* **DIRECTIONS FOR THIS TASK**: Find the lines holding the word "here" and collect them.

[BEGIN SUPPLIED RECORDS]

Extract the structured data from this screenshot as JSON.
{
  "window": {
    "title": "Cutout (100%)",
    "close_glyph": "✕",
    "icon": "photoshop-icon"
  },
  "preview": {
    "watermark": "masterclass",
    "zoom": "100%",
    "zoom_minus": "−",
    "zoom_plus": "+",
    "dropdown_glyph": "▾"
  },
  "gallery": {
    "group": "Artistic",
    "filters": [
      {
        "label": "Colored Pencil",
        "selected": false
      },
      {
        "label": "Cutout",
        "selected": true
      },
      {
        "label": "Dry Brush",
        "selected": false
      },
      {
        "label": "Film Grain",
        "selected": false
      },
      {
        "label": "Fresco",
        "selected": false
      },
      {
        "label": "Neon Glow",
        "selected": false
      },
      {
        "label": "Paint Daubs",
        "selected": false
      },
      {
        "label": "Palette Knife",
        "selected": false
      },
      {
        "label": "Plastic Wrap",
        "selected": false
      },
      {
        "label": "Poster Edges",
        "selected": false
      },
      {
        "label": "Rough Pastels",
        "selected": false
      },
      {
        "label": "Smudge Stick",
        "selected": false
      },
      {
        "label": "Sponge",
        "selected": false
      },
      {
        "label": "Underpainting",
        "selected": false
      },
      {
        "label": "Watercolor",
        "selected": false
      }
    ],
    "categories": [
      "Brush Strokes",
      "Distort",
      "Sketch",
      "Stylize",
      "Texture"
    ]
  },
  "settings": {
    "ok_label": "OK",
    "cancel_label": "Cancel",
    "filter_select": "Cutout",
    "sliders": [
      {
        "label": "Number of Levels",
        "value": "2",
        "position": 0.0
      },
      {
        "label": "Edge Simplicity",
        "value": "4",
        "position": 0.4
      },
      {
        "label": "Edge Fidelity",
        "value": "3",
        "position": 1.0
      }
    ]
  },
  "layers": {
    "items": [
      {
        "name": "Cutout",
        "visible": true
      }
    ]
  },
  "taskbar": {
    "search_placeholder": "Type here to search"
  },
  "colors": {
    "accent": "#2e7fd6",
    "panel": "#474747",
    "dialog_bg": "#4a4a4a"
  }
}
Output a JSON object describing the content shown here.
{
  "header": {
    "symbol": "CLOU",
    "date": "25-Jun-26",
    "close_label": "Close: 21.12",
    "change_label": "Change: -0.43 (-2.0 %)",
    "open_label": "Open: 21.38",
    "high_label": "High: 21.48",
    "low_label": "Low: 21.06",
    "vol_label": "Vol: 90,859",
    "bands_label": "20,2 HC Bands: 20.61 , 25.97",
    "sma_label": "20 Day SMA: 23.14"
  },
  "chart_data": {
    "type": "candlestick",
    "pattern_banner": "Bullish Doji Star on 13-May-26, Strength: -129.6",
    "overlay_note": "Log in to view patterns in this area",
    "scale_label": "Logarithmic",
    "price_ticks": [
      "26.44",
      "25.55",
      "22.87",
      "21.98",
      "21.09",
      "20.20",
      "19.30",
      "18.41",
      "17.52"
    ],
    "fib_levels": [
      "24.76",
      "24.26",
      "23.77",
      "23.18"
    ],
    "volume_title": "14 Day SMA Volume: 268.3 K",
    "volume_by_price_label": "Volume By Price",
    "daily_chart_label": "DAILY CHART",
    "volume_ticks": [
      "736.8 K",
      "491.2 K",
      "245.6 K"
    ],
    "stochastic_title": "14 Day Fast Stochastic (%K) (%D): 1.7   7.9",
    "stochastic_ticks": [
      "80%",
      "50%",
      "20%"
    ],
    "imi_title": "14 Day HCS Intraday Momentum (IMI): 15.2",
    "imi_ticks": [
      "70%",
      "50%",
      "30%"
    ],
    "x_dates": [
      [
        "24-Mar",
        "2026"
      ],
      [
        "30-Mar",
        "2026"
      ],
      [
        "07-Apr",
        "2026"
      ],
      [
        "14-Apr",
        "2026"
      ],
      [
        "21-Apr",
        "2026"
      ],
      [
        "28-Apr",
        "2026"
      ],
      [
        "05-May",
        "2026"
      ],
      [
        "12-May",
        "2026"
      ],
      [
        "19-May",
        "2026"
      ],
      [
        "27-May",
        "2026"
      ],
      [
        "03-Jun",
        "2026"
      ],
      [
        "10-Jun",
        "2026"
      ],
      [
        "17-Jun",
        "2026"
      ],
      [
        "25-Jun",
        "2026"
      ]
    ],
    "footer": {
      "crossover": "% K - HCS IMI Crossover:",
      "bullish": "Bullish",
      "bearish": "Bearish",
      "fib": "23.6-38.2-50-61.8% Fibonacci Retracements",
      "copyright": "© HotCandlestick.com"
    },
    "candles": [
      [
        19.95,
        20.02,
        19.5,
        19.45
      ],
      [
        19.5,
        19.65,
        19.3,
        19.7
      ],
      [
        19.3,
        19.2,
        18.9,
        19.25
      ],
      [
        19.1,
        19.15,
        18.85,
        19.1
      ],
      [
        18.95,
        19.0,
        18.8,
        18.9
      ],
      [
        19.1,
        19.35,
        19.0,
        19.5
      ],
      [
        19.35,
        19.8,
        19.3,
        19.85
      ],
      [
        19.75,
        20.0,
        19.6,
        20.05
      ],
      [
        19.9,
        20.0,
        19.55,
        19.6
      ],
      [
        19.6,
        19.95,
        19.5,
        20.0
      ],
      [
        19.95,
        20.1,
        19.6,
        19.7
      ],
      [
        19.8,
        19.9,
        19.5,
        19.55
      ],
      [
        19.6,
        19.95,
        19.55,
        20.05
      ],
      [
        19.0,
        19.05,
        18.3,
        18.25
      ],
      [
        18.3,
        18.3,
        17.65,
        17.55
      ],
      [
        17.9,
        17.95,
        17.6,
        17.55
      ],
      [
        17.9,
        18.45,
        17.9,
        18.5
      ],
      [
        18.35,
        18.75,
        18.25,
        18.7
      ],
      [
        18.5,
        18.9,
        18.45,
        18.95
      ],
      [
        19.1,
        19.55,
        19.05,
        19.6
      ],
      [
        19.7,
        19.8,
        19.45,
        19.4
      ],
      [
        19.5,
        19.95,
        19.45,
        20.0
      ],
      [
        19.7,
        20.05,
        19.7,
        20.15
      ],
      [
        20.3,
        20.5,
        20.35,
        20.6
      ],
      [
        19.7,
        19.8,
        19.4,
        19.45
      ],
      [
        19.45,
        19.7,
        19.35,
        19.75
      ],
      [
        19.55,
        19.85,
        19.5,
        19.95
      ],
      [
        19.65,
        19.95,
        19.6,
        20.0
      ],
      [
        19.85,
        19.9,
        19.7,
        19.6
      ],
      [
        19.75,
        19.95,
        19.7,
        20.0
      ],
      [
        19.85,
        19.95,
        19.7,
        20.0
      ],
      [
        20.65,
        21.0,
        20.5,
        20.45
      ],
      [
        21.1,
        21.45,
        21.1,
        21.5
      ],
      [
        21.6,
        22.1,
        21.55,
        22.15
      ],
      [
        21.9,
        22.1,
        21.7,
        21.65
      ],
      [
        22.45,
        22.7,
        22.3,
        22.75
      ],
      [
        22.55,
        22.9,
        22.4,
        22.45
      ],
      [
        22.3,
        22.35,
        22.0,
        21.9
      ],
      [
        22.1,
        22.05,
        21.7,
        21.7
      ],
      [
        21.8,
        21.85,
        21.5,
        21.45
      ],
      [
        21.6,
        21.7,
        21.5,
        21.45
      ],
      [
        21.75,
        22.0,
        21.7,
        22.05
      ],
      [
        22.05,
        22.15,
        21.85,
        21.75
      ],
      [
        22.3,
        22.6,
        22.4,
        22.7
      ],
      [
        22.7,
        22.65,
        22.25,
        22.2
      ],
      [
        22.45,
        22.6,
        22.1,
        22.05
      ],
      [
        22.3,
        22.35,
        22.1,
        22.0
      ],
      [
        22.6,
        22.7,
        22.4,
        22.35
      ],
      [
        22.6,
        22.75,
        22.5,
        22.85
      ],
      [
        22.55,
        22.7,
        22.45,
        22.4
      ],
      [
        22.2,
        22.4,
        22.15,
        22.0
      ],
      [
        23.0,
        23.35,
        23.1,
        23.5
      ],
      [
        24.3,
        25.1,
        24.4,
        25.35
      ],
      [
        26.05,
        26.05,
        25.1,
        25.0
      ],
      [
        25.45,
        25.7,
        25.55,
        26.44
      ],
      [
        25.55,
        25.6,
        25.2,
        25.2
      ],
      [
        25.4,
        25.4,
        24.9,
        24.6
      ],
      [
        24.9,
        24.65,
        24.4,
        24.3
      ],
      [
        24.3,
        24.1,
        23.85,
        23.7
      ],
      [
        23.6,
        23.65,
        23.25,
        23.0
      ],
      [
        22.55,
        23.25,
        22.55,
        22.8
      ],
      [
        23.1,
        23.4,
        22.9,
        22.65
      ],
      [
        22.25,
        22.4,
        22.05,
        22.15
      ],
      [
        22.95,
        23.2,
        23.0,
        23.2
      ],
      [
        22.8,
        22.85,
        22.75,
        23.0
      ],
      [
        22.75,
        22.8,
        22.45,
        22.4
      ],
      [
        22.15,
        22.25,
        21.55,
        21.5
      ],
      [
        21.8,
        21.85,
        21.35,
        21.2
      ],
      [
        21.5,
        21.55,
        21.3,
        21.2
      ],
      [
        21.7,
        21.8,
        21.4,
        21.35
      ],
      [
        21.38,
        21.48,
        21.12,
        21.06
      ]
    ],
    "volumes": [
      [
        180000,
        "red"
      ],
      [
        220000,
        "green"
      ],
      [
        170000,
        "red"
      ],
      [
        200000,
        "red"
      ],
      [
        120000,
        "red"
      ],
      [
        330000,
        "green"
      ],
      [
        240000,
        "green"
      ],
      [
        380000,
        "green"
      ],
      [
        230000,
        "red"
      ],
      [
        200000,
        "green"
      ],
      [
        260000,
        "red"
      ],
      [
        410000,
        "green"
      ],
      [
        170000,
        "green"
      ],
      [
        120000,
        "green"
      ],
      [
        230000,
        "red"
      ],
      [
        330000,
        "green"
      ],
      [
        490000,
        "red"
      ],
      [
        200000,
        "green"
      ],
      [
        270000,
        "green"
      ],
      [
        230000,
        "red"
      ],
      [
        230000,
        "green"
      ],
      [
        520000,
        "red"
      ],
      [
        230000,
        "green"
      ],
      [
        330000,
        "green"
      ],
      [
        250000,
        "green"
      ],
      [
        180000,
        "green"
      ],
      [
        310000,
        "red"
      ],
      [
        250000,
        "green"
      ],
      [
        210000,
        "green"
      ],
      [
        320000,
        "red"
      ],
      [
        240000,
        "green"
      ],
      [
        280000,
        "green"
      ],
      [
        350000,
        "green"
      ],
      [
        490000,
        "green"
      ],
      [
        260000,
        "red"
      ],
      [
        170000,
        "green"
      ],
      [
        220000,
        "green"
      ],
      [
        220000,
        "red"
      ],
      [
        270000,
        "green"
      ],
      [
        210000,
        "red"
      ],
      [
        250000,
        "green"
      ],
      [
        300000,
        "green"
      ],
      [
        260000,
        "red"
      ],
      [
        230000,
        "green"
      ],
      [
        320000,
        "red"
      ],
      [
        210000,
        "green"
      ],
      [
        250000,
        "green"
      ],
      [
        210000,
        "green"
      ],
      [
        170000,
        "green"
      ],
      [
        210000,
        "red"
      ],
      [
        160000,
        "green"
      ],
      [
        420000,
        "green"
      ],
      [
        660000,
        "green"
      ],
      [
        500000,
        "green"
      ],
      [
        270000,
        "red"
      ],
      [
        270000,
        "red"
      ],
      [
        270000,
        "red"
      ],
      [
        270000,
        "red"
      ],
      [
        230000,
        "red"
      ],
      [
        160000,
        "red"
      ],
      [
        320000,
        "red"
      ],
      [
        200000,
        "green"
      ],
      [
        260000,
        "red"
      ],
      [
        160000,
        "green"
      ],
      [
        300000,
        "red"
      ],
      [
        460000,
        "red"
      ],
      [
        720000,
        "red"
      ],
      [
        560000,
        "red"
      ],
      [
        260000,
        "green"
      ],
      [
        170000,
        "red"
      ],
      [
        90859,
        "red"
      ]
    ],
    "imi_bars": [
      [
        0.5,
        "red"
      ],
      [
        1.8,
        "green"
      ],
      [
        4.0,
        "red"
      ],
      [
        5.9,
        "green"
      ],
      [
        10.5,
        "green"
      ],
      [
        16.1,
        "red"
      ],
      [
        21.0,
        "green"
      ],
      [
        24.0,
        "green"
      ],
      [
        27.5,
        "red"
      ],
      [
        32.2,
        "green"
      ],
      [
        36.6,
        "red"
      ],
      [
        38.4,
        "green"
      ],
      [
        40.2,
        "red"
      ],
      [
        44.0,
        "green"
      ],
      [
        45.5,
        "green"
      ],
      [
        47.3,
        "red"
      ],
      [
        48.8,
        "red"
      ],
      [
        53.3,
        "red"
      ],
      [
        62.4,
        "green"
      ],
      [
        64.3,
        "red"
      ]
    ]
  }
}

[END SUPPLIED RECORDS]

* **SOLUTION**:
    "search_placeholder": "Type here to search"
Output a JSON object describing the content shown here.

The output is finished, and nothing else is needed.